What needs to be done: Extract all lines containing "wybranych".

Task input:
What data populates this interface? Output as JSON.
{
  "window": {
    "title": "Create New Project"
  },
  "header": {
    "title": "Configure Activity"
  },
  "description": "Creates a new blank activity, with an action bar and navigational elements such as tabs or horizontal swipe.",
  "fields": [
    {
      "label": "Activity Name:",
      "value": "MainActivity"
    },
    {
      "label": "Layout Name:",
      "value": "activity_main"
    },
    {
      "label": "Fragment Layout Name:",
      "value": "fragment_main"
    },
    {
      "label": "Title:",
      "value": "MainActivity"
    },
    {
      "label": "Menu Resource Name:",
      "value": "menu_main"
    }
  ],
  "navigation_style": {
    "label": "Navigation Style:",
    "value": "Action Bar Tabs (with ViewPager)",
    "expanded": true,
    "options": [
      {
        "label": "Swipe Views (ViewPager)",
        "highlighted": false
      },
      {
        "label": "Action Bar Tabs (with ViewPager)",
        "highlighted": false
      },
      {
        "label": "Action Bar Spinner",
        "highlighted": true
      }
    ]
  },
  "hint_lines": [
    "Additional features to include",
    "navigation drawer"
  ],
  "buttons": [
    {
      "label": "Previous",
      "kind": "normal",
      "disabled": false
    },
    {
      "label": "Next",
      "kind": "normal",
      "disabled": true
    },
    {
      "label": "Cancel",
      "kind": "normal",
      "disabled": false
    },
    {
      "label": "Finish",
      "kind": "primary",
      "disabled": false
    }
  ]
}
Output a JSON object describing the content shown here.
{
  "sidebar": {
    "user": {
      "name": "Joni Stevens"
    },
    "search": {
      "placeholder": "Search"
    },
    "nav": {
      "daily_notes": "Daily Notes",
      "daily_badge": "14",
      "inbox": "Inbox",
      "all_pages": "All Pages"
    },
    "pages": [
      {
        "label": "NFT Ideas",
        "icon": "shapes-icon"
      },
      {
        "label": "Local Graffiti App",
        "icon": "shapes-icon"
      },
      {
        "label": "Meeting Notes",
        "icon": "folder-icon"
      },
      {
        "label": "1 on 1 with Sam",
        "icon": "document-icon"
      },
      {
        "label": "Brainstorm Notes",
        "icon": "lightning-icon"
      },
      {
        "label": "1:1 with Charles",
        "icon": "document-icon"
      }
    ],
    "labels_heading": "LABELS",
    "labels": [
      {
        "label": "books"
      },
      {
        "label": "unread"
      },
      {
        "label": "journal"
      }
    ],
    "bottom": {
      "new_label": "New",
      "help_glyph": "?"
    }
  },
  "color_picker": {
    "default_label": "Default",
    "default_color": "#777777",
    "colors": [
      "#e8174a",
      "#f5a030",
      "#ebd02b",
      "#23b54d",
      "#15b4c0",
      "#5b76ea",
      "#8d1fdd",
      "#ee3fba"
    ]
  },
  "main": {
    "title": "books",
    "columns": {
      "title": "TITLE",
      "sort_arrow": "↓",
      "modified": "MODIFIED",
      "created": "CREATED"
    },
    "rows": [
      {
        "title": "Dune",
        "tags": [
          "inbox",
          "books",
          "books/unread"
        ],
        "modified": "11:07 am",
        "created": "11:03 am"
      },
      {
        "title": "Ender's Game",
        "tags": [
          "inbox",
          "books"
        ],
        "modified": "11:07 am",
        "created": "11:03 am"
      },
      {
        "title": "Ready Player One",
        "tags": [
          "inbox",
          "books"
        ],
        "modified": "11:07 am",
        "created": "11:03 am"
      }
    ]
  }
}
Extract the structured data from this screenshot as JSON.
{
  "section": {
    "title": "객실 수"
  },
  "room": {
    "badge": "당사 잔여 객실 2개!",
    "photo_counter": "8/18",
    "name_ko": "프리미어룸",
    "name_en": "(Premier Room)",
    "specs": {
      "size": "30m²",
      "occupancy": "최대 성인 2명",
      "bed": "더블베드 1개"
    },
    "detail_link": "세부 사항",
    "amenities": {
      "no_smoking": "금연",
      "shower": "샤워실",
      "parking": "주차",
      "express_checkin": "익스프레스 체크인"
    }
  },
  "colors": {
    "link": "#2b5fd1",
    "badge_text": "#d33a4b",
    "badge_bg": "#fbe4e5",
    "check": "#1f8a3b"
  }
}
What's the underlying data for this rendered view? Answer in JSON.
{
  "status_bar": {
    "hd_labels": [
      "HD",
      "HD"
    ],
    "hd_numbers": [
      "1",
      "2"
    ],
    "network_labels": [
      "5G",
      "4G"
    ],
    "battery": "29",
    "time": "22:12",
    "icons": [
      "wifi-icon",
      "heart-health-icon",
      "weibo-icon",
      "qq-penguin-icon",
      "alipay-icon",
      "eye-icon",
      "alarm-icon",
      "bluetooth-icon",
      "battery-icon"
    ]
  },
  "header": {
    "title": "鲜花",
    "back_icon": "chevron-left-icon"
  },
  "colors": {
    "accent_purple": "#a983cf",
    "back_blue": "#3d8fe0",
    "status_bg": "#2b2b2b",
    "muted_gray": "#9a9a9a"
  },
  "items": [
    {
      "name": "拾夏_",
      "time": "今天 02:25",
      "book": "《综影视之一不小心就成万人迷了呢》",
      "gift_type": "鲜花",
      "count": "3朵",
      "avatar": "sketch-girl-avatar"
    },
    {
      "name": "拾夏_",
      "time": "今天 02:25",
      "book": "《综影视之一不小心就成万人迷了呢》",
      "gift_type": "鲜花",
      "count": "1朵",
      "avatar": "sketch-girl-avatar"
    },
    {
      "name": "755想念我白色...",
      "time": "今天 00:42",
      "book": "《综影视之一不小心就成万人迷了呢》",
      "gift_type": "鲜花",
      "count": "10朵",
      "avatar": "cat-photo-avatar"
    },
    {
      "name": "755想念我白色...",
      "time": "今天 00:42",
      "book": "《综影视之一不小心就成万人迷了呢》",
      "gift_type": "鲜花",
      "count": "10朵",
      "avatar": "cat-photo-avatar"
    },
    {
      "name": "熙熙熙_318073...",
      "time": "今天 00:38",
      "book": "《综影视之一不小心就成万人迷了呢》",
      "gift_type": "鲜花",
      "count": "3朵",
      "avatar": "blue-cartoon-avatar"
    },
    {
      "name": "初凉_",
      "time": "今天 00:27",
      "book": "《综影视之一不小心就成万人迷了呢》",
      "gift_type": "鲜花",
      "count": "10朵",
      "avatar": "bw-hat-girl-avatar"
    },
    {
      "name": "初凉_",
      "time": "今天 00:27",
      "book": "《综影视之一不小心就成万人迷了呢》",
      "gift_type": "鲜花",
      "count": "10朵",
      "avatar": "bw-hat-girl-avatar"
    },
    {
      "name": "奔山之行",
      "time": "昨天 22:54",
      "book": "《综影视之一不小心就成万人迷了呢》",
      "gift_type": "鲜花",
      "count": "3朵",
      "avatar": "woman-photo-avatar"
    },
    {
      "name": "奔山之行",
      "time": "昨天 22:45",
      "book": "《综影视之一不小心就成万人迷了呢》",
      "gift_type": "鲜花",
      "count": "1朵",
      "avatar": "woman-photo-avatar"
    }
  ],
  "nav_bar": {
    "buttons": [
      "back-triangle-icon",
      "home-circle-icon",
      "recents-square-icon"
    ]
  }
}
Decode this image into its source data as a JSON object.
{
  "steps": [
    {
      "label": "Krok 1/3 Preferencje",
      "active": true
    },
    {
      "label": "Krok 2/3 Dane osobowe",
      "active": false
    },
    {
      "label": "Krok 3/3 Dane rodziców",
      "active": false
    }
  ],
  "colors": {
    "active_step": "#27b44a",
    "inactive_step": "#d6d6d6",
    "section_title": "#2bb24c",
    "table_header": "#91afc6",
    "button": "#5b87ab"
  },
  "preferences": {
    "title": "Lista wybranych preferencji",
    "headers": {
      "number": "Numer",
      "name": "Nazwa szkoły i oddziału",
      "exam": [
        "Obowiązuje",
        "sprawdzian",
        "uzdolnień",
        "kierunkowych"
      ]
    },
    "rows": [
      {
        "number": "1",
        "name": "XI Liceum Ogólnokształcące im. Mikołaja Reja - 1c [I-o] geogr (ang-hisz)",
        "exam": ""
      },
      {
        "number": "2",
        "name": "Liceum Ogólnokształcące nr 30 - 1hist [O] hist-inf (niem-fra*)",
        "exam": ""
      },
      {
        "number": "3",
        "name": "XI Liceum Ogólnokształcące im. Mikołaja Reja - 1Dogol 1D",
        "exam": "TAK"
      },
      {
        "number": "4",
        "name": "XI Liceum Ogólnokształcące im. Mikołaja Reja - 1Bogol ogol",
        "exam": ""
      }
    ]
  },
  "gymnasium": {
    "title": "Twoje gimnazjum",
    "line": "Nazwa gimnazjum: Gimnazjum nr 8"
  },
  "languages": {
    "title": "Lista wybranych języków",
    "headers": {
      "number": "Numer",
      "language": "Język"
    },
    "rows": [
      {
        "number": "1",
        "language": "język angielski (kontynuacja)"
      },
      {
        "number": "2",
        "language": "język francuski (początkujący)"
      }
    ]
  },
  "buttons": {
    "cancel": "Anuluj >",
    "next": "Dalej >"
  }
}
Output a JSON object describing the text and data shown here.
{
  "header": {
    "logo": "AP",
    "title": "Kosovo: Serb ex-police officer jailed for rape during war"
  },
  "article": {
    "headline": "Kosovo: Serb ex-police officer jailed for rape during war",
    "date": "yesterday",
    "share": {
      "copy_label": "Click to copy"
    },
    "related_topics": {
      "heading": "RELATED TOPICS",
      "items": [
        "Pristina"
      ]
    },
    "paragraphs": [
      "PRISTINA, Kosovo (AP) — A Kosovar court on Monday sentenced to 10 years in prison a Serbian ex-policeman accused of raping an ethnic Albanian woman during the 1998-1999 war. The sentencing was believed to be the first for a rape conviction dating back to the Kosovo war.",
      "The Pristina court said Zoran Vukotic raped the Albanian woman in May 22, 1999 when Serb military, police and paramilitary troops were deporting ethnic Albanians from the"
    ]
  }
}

Task result:
    "title": "Lista wybranych preferencji",
    "title": "Lista wybranych języków",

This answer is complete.